Extract every line that contains the word "datang".

Collected data:
>> START
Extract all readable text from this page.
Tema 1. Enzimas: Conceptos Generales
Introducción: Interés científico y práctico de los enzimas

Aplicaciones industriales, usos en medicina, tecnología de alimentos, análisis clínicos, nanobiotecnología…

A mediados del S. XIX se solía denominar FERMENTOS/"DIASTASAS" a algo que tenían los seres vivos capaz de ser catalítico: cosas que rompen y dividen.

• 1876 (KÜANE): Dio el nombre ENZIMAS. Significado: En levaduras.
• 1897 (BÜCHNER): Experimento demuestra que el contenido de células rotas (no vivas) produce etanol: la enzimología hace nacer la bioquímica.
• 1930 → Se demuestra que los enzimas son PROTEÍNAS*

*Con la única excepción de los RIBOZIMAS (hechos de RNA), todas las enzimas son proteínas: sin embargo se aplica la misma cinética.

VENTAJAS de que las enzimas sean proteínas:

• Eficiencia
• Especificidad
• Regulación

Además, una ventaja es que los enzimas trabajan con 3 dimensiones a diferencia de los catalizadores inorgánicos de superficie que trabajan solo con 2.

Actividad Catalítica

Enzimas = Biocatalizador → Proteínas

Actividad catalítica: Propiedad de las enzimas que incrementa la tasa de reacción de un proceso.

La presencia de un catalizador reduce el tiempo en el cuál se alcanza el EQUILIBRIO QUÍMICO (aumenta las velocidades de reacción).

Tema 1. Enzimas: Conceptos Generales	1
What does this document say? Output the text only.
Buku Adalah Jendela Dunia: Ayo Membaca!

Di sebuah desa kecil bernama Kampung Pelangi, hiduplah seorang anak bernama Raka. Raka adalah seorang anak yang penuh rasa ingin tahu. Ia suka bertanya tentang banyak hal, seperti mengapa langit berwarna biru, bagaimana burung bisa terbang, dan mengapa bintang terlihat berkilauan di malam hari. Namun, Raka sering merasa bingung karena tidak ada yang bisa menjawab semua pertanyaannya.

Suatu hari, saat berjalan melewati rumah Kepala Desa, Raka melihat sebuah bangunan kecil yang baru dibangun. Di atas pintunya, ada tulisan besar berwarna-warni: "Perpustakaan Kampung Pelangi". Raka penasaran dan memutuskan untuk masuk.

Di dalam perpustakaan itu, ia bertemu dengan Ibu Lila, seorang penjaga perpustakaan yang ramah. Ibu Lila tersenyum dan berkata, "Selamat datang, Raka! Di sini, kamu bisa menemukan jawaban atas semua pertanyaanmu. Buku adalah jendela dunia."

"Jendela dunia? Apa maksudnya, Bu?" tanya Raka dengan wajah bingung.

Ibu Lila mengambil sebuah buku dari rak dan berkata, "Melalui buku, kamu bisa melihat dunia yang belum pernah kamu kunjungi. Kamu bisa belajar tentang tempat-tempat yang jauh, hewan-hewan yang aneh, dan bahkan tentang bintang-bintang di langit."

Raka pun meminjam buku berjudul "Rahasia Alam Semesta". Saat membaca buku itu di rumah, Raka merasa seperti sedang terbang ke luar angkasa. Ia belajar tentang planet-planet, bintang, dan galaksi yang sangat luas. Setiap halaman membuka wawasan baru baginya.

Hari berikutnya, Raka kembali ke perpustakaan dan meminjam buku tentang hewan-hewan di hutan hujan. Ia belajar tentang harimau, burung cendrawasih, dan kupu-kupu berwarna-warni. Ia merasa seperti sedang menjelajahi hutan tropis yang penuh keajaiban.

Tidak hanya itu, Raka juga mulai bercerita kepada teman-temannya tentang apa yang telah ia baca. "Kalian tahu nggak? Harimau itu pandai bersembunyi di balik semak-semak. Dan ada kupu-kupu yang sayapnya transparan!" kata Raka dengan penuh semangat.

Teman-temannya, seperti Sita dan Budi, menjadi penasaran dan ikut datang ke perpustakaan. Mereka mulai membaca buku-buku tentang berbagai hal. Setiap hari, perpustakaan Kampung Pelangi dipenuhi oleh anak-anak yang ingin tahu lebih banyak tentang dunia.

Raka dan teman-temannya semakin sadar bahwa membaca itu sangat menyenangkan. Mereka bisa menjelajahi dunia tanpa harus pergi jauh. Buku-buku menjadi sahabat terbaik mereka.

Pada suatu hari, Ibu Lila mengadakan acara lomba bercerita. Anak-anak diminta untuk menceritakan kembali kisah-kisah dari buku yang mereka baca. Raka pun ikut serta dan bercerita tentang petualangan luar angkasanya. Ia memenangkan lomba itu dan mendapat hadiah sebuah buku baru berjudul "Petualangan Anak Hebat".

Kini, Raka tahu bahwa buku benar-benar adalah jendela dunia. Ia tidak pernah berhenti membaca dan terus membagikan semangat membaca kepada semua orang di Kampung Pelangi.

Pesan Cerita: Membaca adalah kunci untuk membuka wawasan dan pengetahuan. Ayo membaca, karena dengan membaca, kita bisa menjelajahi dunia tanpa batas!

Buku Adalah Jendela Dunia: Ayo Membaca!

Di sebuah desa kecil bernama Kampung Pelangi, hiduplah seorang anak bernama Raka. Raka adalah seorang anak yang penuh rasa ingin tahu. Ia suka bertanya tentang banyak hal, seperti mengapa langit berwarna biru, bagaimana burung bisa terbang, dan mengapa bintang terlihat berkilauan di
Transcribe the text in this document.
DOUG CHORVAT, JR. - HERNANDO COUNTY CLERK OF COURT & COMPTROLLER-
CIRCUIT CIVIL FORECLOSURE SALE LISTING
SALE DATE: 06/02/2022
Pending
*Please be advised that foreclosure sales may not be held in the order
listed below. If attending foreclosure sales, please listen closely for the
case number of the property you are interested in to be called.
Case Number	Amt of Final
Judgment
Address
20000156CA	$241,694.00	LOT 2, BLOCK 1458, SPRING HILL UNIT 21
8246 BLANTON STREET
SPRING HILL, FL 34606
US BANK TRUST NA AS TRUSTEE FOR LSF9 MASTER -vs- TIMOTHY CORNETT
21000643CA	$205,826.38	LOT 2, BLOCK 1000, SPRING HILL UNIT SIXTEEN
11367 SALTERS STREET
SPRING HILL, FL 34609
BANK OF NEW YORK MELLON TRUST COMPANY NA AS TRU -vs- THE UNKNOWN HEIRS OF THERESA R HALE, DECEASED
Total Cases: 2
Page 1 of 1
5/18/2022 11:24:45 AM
>> END
Response below
Di dalam perpustakaan itu, ia bertemu dengan Ibu Lila, seorang penjaga perpustakaan yang ramah. Ibu Lila tersenyum dan berkata, "Selamat datang, Raka! Di sini, kamu bisa menemukan jawaban atas semua pertanyaanmu. Buku adalah jendela dunia."
Teman-temannya, seperti Sita dan Budi, menjadi penasaran dan ikut datang ke perpustakaan. Mereka mulai membaca buku-buku tentang berbagai hal. Setiap hari, perpustakaan Kampung Pelangi dipenuhi oleh anak-anak yang ingin tahu lebih banyak tentang dunia.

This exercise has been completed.